### PROVIDED ENTRIES
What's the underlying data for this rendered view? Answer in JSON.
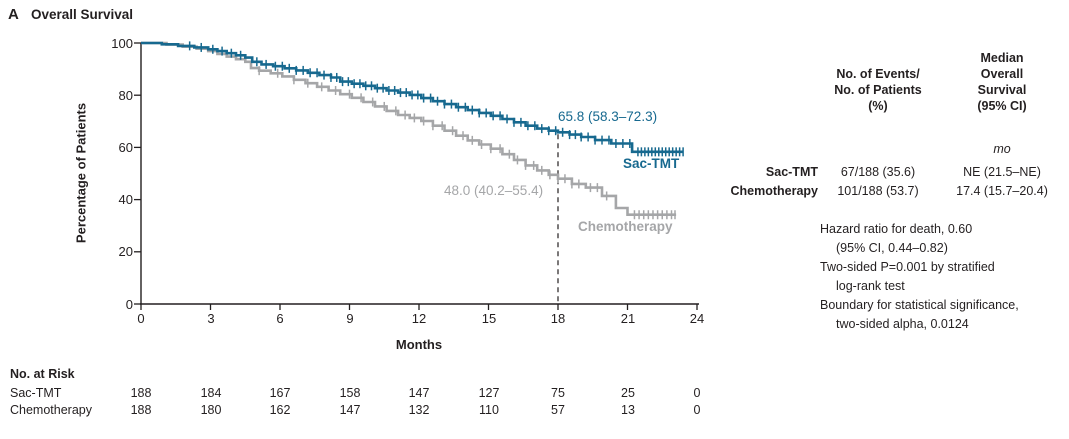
{
  "header": {
    "panel_label": "A",
    "title": "Overall Survival"
  },
  "chart_data": {
    "type": "line",
    "subtype": "kaplan-meier",
    "title": "Overall Survival",
    "xlabel": "Months",
    "ylabel": "Percentage of Patients",
    "xlim": [
      0,
      24
    ],
    "ylim": [
      0,
      100
    ],
    "x_ticks": [
      0,
      3,
      6,
      9,
      12,
      15,
      18,
      21,
      24
    ],
    "y_ticks": [
      0,
      20,
      40,
      60,
      80,
      100
    ],
    "grid": false,
    "reference_line_x": 18,
    "axis_color": "#231f20",
    "series": [
      {
        "name": "Sac-TMT",
        "color": "#17698f",
        "annotation": "65.8 (58.3–72.3)",
        "steps": [
          [
            0,
            100
          ],
          [
            0.9,
            99.5
          ],
          [
            1.6,
            98.9
          ],
          [
            2.3,
            98.3
          ],
          [
            2.9,
            97.6
          ],
          [
            3.3,
            96.9
          ],
          [
            3.7,
            96.1
          ],
          [
            4.1,
            95.3
          ],
          [
            4.5,
            94.4
          ],
          [
            4.8,
            92.8
          ],
          [
            5.2,
            91.8
          ],
          [
            5.7,
            91.1
          ],
          [
            6.2,
            90.3
          ],
          [
            6.7,
            89.5
          ],
          [
            7.2,
            88.6
          ],
          [
            7.7,
            87.7
          ],
          [
            8.2,
            86.8
          ],
          [
            8.6,
            85.2
          ],
          [
            9.1,
            84.4
          ],
          [
            9.6,
            83.6
          ],
          [
            10.1,
            82.7
          ],
          [
            10.6,
            81.8
          ],
          [
            11.1,
            81.0
          ],
          [
            11.6,
            80.1
          ],
          [
            12.1,
            78.9
          ],
          [
            12.6,
            77.7
          ],
          [
            13.1,
            76.6
          ],
          [
            13.6,
            75.4
          ],
          [
            14.1,
            74.3
          ],
          [
            14.6,
            73.2
          ],
          [
            15.1,
            72.1
          ],
          [
            15.6,
            70.9
          ],
          [
            16.1,
            69.6
          ],
          [
            16.6,
            68.3
          ],
          [
            17.1,
            67.2
          ],
          [
            17.6,
            66.4
          ],
          [
            18.0,
            65.8
          ],
          [
            18.5,
            64.9
          ],
          [
            19.0,
            64.0
          ],
          [
            19.6,
            62.8
          ],
          [
            20.3,
            61.5
          ],
          [
            21.2,
            58.3
          ],
          [
            23.4,
            58.3
          ]
        ],
        "censor_marks": [
          2.1,
          2.6,
          3.1,
          3.5,
          3.9,
          4.3,
          5.0,
          5.4,
          5.8,
          6.1,
          6.4,
          6.7,
          7.0,
          7.3,
          7.6,
          7.9,
          8.2,
          8.45,
          8.7,
          8.95,
          9.2,
          9.45,
          9.7,
          9.95,
          10.2,
          10.45,
          10.7,
          10.95,
          11.2,
          11.45,
          11.7,
          11.95,
          12.2,
          12.5,
          12.8,
          13.1,
          13.4,
          13.7,
          14.0,
          14.3,
          14.6,
          14.9,
          15.2,
          15.5,
          15.8,
          16.1,
          16.4,
          16.7,
          17.0,
          17.3,
          17.6,
          17.9,
          18.2,
          18.5,
          18.75,
          19.0,
          19.3,
          19.6,
          19.9,
          20.2,
          20.5,
          20.8,
          21.1,
          21.45,
          21.6,
          21.75,
          21.9,
          22.05,
          22.2,
          22.35,
          22.5,
          22.65,
          22.8,
          22.95,
          23.1,
          23.25,
          23.4
        ]
      },
      {
        "name": "Chemotherapy",
        "color": "#a5a6a8",
        "annotation": "48.0 (40.2–55.4)",
        "steps": [
          [
            0,
            100
          ],
          [
            1.1,
            99.4
          ],
          [
            1.8,
            98.6
          ],
          [
            2.4,
            97.8
          ],
          [
            2.9,
            96.9
          ],
          [
            3.3,
            95.8
          ],
          [
            3.7,
            94.8
          ],
          [
            4.1,
            93.8
          ],
          [
            4.5,
            92.8
          ],
          [
            4.75,
            90.4
          ],
          [
            5.1,
            89.4
          ],
          [
            5.6,
            88.4
          ],
          [
            6.1,
            87.2
          ],
          [
            6.6,
            85.9
          ],
          [
            7.1,
            84.6
          ],
          [
            7.6,
            83.2
          ],
          [
            8.1,
            81.8
          ],
          [
            8.6,
            80.4
          ],
          [
            9.1,
            79.0
          ],
          [
            9.6,
            77.4
          ],
          [
            10.1,
            75.7
          ],
          [
            10.6,
            74.0
          ],
          [
            11.1,
            72.4
          ],
          [
            11.6,
            71.3
          ],
          [
            12.1,
            70.1
          ],
          [
            12.6,
            68.3
          ],
          [
            13.1,
            66.4
          ],
          [
            13.6,
            64.5
          ],
          [
            14.1,
            62.7
          ],
          [
            14.6,
            61.1
          ],
          [
            15.1,
            59.5
          ],
          [
            15.6,
            57.4
          ],
          [
            16.1,
            55.2
          ],
          [
            16.6,
            53.1
          ],
          [
            17.1,
            51.2
          ],
          [
            17.6,
            49.5
          ],
          [
            18.0,
            48.0
          ],
          [
            18.6,
            46.0
          ],
          [
            19.2,
            44.6
          ],
          [
            19.9,
            41.4
          ],
          [
            20.5,
            36.8
          ],
          [
            21.0,
            34.2
          ],
          [
            23.1,
            34.2
          ]
        ],
        "censor_marks": [
          5.1,
          5.9,
          6.6,
          7.2,
          7.8,
          8.4,
          9.0,
          9.5,
          10.0,
          10.5,
          11.0,
          11.4,
          11.8,
          12.2,
          12.6,
          13.0,
          13.45,
          13.9,
          14.3,
          14.7,
          15.1,
          15.5,
          15.9,
          16.25,
          16.6,
          16.95,
          17.3,
          17.65,
          18.0,
          18.3,
          18.6,
          18.9,
          19.4,
          19.7,
          20.1,
          21.3,
          21.5,
          21.7,
          21.9,
          22.1,
          22.3,
          22.5,
          22.7,
          22.9,
          23.05
        ]
      }
    ]
  },
  "summary": {
    "col1_lines": [
      "No. of Events/",
      "No. of Patients",
      "(%)"
    ],
    "col2_lines": [
      "Median",
      "Overall",
      "Survival",
      "(95% CI)"
    ],
    "unit": "mo",
    "rows": [
      {
        "label": "Sac-TMT",
        "events": "67/188 (35.6)",
        "median": "NE (21.5–NE)"
      },
      {
        "label": "Chemotherapy",
        "events": "101/188 (53.7)",
        "median": "17.4 (15.7–20.4)"
      }
    ]
  },
  "stats": {
    "lines": [
      "Hazard ratio for death, 0.60",
      "(95% CI, 0.44–0.82)",
      "Two-sided P=0.001 by stratified",
      "log-rank test",
      "Boundary for statistical significance,",
      "two-sided alpha, 0.0124"
    ]
  },
  "risk_table": {
    "title": "No. at Risk",
    "rows": [
      {
        "label": "Sac-TMT",
        "values": [
          "188",
          "184",
          "167",
          "158",
          "147",
          "127",
          "75",
          "25",
          "0"
        ]
      },
      {
        "label": "Chemotherapy",
        "values": [
          "188",
          "180",
          "162",
          "147",
          "132",
          "110",
          "57",
          "13",
          "0"
        ]
      }
    ]
  }
}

### DIRECTIONS FOR THIS TASK
Set down the material once more, exactly, with the pictures omitted.

### SOLUTION TO THE PROBLEM
What's the underlying data for this rendered view? Answer in JSON.
{
  "header": {
    "panel_label": "A",
    "title": "Overall Survival"
  },
  "chart_data": {
    "type": "line",
    "subtype": "kaplan-meier",
    "title": "Overall Survival",
    "xlabel": "Months",
    "ylabel": "Percentage of Patients",
    "xlim": [
      0,
      24
    ],
    "ylim": [
      0,
      100
    ],
    "x_ticks": [
      0,
      3,
      6,
      9,
      12,
      15,
      18,
      21,
      24
    ],
    "y_ticks": [
      0,
      20,
      40,
      60,
      80,
      100
    ],
    "grid": false,
    "reference_line_x": 18,
    "axis_color": "#231f20",
    "series": [
      {
        "name": "Sac-TMT",
        "color": "#17698f",
        "annotation": "65.8 (58.3–72.3)",
        "steps": [
          [
            0,
            100
          ],
          [
            0.9,
            99.5
          ],
          [
            1.6,
            98.9
          ],
          [
            2.3,
            98.3
          ],
          [
            2.9,
            97.6
          ],
          [
            3.3,
            96.9
          ],
          [
            3.7,
            96.1
          ],
          [
            4.1,
            95.3
          ],
          [
            4.5,
            94.4
          ],
          [
            4.8,
            92.8
          ],
          [
            5.2,
            91.8
          ],
          [
            5.7,
            91.1
          ],
          [
            6.2,
            90.3
          ],
          [
            6.7,
            89.5
          ],
          [
            7.2,
            88.6
          ],
          [
            7.7,
            87.7
          ],
          [
            8.2,
            86.8
          ],
          [
            8.6,
            85.2
          ],
          [
            9.1,
            84.4
          ],
          [
            9.6,
            83.6
          ],
          [
            10.1,
            82.7
          ],
          [
            10.6,
            81.8
          ],
          [
            11.1,
            81.0
          ],
          [
            11.6,
            80.1
          ],
          [
            12.1,
            78.9
          ],
          [
            12.6,
            77.7
          ],
          [
            13.1,
            76.6
          ],
          [
            13.6,
            75.4
          ],
          [
            14.1,
            74.3
          ],
          [
            14.6,
            73.2
          ],
          [
            15.1,
            72.1
          ],
          [
            15.6,
            70.9
          ],
          [
            16.1,
            69.6
          ],
          [
            16.6,
            68.3
          ],
          [
            17.1,
            67.2
          ],
          [
            17.6,
            66.4
          ],
          [
            18.0,
            65.8
          ],
          [
            18.5,
            64.9
          ],
          [
            19.0,
            64.0
          ],
          [
            19.6,
            62.8
          ],
          [
            20.3,
            61.5
          ],
          [
            21.2,
            58.3
          ],
          [
            23.4,
            58.3
          ]
        ],
        "censor_marks": [
          2.1,
          2.6,
          3.1,
          3.5,
          3.9,
          4.3,
          5.0,
          5.4,
          5.8,
          6.1,
          6.4,
          6.7,
          7.0,
          7.3,
          7.6,
          7.9,
          8.2,
          8.45,
          8.7,
          8.95,
          9.2,
          9.45,
          9.7,
          9.95,
          10.2,
          10.45,
          10.7,
          10.95,
          11.2,
          11.45,
          11.7,
          11.95,
          12.2,
          12.5,
          12.8,
          13.1,
          13.4,
          13.7,
          14.0,
          14.3,
          14.6,
          14.9,
          15.2,
          15.5,
          15.8,
          16.1,
          16.4,
          16.7,
          17.0,
          17.3,
          17.6,
          17.9,
          18.2,
          18.5,
          18.75,
          19.0,
          19.3,
          19.6,
          19.9,
          20.2,
          20.5,
          20.8,
          21.1,
          21.45,
          21.6,
          21.75,
          21.9,
          22.05,
          22.2,
          22.35,
          22.5,
          22.65,
          22.8,
          22.95,
          23.1,
          23.25,
          23.4
        ]
      },
      {
        "name": "Chemotherapy",
        "color": "#a5a6a8",
        "annotation": "48.0 (40.2–55.4)",
        "steps": [
          [
            0,
            100
          ],
          [
            1.1,
            99.4
          ],
          [
            1.8,
            98.6
          ],
          [
            2.4,
            97.8
          ],
          [
            2.9,
            96.9
          ],
          [
            3.3,
            95.8
          ],
          [
            3.7,
            94.8
          ],
          [
            4.1,
            93.8
          ],
          [
            4.5,
            92.8
          ],
          [
            4.75,
            90.4
          ],
          [
            5.1,
            89.4
          ],
          [
            5.6,
            88.4
          ],
          [
            6.1,
            87.2
          ],
          [
            6.6,
            85.9
          ],
          [
            7.1,
            84.6
          ],
          [
            7.6,
            83.2
          ],
          [
            8.1,
            81.8
          ],
          [
            8.6,
            80.4
          ],
          [
            9.1,
            79.0
          ],
          [
            9.6,
            77.4
          ],
          [
            10.1,
            75.7
          ],
          [
            10.6,
            74.0
          ],
          [
            11.1,
            72.4
          ],
          [
            11.6,
            71.3
          ],
          [
            12.1,
            70.1
          ],
          [
            12.6,
            68.3
          ],
          [
            13.1,
            66.4
          ],
          [
            13.6,
            64.5
          ],
          [
            14.1,
            62.7
          ],
          [
            14.6,
            61.1
          ],
          [
            15.1,
            59.5
          ],
          [
            15.6,
            57.4
          ],
          [
            16.1,
            55.2
          ],
          [
            16.6,
            53.1
          ],
          [
            17.1,
            51.2
          ],
          [
            17.6,
            49.5
          ],
          [
            18.0,
            48.0
          ],
          [
            18.6,
            46.0
          ],
          [
            19.2,
            44.6
          ],
          [
            19.9,
            41.4
          ],
          [
            20.5,
            36.8
          ],
          [
            21.0,
            34.2
          ],
          [
            23.1,
            34.2
          ]
        ],
        "censor_marks": [
          5.1,
          5.9,
          6.6,
          7.2,
          7.8,
          8.4,
          9.0,
          9.5,
          10.0,
          10.5,
          11.0,
          11.4,
          11.8,
          12.2,
          12.6,
          13.0,
          13.45,
          13.9,
          14.3,
          14.7,
          15.1,
          15.5,
          15.9,
          16.25,
          16.6,
          16.95,
          17.3,
          17.65,
          18.0,
          18.3,
          18.6,
          18.9,
          19.4,
          19.7,
          20.1,
          21.3,
          21.5,
          21.7,
          21.9,
          22.1,
          22.3,
          22.5,
          22.7,
          22.9,
          23.05
        ]
      }
    ]
  },
  "summary": {
    "col1_lines": [
      "No. of Events/",
      "No. of Patients",
      "(%)"
    ],
    "col2_lines": [
      "Median",
      "Overall",
      "Survival",
      "(95% CI)"
    ],
    "unit": "mo",
    "rows": [
      {
        "label": "Sac-TMT",
        "events": "67/188 (35.6)",
        "median": "NE (21.5–NE)"
      },
      {
        "label": "Chemotherapy",
        "events": "101/188 (53.7)",
        "median": "17.4 (15.7–20.4)"
      }
    ]
  },
  "stats": {
    "lines": [
      "Hazard ratio for death, 0.60",
      "(95% CI, 0.44–0.82)",
      "Two-sided P=0.001 by stratified",
      "log-rank test",
      "Boundary for statistical significance,",
      "two-sided alpha, 0.0124"
    ]
  },
  "risk_table": {
    "title": "No. at Risk",
    "rows": [
      {
        "label": "Sac-TMT",
        "values": [
          "188",
          "184",
          "167",
          "158",
          "147",
          "127",
          "75",
          "25",
          "0"
        ]
      },
      {
        "label": "Chemotherapy",
        "values": [
          "188",
          "180",
          "162",
          "147",
          "132",
          "110",
          "57",
          "13",
          "0"
        ]
      }
    ]
  }
}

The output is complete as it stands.